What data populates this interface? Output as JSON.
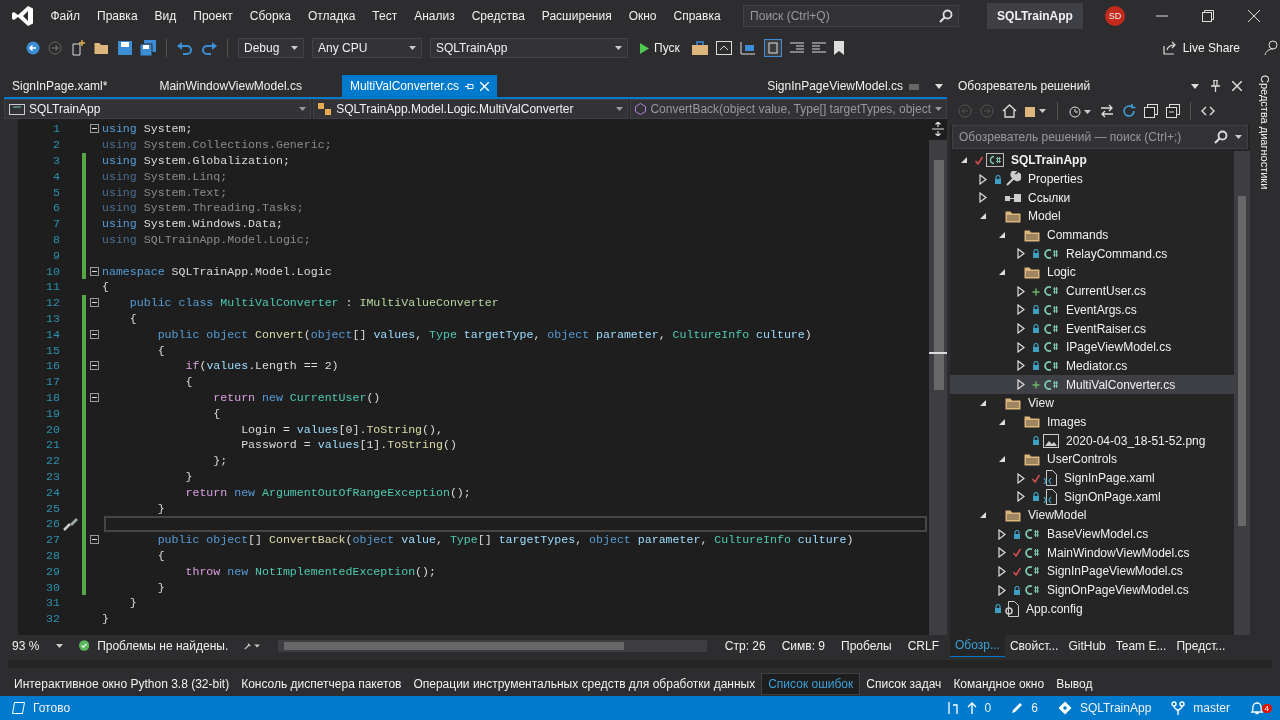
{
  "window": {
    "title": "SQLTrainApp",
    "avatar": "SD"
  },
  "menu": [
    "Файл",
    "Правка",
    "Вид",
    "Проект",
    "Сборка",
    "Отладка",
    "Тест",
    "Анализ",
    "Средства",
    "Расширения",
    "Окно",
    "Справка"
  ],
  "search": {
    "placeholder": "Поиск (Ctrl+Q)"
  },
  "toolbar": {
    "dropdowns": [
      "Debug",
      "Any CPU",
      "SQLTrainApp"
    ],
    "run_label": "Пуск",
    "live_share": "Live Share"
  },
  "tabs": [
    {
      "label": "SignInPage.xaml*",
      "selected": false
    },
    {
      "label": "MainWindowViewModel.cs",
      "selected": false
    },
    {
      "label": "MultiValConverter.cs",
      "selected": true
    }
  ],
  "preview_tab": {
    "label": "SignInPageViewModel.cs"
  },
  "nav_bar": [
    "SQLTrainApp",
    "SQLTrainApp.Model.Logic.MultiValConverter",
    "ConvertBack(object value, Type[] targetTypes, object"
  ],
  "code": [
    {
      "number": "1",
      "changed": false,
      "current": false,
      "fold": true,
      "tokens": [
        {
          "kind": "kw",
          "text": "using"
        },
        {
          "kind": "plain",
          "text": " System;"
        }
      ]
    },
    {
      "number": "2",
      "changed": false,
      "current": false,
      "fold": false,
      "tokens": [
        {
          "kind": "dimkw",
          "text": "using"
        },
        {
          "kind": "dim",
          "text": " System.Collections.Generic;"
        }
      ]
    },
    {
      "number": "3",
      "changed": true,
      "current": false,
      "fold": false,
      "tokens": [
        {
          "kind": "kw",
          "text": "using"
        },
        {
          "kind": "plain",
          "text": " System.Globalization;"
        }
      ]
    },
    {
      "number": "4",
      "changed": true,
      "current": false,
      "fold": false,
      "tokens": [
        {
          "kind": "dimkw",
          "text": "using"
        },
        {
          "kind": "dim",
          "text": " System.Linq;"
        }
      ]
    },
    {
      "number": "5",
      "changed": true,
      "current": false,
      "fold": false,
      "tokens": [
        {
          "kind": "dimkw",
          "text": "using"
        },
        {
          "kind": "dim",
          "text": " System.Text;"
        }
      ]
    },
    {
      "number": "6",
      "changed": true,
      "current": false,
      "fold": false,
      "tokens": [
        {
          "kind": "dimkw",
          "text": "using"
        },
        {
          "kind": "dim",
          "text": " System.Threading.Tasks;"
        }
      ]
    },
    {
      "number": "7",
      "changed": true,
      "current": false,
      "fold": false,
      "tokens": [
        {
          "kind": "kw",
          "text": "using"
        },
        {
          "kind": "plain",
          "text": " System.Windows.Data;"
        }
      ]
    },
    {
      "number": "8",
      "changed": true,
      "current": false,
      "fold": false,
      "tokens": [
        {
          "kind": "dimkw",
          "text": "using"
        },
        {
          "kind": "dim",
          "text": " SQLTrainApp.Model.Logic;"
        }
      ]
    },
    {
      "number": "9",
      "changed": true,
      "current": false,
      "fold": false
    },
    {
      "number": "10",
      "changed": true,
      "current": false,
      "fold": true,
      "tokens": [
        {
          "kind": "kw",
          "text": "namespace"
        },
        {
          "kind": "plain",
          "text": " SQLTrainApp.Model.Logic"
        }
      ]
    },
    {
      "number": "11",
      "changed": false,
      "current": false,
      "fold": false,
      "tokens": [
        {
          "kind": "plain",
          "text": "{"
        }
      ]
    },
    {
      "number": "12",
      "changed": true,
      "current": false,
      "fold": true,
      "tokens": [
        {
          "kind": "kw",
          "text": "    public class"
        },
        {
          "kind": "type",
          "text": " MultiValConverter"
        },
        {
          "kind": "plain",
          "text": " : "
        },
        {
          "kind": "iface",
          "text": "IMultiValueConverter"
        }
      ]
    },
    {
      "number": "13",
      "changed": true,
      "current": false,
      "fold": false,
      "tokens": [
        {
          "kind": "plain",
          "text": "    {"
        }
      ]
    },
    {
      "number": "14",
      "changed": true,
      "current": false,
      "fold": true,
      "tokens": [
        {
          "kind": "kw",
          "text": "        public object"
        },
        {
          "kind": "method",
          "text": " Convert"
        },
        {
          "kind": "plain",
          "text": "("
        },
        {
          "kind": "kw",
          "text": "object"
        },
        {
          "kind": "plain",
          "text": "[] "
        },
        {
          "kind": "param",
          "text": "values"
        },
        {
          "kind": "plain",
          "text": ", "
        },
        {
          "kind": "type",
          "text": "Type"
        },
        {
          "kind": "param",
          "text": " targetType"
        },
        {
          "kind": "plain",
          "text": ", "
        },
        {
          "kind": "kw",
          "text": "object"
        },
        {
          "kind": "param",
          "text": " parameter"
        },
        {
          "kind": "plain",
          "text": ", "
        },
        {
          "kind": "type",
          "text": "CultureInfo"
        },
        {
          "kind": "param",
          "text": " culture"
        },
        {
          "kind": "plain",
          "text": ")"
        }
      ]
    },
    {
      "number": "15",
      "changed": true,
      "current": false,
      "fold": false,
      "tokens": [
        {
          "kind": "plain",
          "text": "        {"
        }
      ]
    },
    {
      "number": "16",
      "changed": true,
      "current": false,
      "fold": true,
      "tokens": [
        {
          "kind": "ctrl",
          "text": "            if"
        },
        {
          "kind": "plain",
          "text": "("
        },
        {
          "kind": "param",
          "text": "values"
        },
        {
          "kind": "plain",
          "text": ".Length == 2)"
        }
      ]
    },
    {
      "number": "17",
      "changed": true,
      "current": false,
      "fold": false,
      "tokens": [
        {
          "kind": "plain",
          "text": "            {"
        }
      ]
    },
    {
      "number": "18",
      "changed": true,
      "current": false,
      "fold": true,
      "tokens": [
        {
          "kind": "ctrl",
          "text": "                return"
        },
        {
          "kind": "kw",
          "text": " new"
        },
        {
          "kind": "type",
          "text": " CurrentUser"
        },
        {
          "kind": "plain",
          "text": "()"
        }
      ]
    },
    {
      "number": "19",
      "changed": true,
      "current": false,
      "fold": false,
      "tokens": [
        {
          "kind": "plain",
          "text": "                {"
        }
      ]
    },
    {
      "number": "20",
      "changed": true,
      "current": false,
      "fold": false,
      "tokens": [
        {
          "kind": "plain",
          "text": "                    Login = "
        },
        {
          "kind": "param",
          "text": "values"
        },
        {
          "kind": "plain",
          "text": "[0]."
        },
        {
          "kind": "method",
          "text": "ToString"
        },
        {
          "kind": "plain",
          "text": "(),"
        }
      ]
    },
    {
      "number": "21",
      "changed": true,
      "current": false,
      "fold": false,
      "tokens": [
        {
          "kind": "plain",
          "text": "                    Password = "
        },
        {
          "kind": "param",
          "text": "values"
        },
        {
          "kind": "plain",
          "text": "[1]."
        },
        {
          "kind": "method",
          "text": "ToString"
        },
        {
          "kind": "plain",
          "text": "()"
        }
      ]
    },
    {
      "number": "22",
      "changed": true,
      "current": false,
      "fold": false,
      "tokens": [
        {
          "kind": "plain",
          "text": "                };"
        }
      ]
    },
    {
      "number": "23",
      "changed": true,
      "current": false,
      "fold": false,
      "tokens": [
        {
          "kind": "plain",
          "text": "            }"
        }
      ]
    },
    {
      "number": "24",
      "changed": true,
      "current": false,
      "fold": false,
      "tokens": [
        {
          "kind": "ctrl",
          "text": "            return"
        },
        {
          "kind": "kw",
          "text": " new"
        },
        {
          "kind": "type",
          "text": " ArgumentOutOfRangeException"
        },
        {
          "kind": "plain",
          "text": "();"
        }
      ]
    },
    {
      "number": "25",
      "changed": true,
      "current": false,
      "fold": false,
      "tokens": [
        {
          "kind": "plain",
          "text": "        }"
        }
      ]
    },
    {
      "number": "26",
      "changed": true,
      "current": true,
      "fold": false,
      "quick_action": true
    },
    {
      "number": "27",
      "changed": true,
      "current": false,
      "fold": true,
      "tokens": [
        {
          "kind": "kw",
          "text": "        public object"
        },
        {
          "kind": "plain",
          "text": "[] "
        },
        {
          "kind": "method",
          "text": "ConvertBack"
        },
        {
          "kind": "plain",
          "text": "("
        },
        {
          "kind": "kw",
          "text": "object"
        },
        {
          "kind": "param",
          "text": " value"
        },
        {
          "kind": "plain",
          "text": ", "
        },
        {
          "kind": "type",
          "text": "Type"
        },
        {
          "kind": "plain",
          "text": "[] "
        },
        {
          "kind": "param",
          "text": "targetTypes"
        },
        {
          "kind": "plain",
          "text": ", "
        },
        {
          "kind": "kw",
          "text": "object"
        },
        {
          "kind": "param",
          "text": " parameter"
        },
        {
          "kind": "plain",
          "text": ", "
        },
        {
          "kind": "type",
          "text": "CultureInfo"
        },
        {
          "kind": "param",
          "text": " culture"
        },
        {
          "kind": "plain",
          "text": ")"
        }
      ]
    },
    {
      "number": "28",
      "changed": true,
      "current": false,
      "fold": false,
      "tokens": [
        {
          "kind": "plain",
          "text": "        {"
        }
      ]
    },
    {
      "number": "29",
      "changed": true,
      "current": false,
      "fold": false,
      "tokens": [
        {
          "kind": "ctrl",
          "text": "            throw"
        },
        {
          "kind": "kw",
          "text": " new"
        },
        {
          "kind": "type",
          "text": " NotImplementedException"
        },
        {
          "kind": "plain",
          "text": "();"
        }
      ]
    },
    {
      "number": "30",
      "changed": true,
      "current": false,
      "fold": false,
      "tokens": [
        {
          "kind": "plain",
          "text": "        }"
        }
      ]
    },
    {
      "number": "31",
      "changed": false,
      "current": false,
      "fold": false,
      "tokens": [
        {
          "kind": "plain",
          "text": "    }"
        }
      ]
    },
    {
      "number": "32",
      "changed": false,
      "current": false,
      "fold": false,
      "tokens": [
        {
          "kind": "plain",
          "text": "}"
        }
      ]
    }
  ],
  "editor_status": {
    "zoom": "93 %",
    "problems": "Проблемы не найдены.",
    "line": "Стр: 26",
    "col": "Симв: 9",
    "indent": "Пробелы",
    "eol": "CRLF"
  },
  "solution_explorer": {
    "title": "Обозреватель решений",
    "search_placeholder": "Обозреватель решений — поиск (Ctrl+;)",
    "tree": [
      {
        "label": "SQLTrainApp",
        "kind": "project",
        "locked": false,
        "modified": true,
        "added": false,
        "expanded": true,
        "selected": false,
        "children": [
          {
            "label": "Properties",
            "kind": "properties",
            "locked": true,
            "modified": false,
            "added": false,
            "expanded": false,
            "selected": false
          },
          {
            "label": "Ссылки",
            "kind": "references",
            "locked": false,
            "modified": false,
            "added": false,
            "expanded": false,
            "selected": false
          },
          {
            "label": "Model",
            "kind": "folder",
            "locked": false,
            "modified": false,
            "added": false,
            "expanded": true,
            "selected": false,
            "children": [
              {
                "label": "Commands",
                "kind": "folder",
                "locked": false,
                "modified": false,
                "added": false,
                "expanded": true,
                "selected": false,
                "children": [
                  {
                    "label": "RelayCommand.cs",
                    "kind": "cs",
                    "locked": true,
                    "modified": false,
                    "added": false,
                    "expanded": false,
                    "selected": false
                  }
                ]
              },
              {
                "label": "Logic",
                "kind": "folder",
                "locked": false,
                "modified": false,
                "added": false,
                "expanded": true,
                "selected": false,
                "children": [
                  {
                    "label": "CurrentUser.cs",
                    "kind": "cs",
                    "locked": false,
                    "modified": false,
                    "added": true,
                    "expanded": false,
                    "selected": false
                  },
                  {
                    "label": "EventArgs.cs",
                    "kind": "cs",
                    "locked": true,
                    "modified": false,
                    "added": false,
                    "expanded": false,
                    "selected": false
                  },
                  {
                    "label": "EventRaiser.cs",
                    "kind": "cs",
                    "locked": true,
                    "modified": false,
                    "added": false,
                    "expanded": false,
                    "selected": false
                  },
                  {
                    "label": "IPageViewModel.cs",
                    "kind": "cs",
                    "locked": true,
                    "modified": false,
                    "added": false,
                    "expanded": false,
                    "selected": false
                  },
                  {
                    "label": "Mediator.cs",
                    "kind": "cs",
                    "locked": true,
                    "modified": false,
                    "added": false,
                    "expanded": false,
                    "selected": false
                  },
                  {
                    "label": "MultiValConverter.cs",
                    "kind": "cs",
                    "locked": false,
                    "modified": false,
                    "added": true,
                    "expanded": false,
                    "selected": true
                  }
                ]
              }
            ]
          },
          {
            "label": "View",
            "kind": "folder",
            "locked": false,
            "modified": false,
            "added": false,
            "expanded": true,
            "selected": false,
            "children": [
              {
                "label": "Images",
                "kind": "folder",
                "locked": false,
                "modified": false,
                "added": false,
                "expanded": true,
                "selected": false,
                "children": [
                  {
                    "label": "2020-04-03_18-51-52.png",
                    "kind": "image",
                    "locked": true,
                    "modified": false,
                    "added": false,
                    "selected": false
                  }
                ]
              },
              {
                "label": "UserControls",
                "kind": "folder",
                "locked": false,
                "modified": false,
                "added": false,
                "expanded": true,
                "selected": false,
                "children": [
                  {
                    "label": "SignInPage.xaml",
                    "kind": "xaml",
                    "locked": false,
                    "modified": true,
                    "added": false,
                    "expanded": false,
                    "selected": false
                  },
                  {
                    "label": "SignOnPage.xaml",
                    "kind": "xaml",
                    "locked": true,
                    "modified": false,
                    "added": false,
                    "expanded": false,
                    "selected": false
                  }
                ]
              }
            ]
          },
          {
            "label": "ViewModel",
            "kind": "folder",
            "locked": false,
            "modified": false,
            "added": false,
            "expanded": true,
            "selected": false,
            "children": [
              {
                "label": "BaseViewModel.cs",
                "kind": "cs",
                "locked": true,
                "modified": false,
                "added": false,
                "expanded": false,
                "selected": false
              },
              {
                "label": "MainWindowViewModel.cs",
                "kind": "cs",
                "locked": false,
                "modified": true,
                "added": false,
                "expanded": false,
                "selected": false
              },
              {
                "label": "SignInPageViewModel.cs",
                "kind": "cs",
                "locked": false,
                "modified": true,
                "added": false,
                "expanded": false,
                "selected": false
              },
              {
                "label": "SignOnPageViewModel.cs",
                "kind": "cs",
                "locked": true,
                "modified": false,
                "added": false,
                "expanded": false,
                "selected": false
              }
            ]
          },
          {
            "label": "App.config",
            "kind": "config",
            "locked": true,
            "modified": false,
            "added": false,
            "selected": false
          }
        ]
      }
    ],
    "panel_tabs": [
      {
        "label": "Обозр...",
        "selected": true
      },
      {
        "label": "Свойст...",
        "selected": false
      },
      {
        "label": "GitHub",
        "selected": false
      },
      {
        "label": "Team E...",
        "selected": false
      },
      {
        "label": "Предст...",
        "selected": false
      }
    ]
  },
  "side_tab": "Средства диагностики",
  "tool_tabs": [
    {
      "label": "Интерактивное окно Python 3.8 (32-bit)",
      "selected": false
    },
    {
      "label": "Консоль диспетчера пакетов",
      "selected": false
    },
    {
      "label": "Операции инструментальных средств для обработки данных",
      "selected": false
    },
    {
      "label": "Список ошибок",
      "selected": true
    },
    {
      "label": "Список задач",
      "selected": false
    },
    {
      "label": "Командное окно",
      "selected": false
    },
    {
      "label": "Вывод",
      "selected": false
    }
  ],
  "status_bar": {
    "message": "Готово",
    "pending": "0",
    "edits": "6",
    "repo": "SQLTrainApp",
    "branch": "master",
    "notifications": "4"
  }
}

★ ★ ★ ★ ★ ★ ★

• EXERCISE DIRECTIONS:
Find all the lines containing "CurrentUser" in the material, then copy them.

• TASK RESULT:
          "text": " CurrentUser"
                    "label": "CurrentUser.cs",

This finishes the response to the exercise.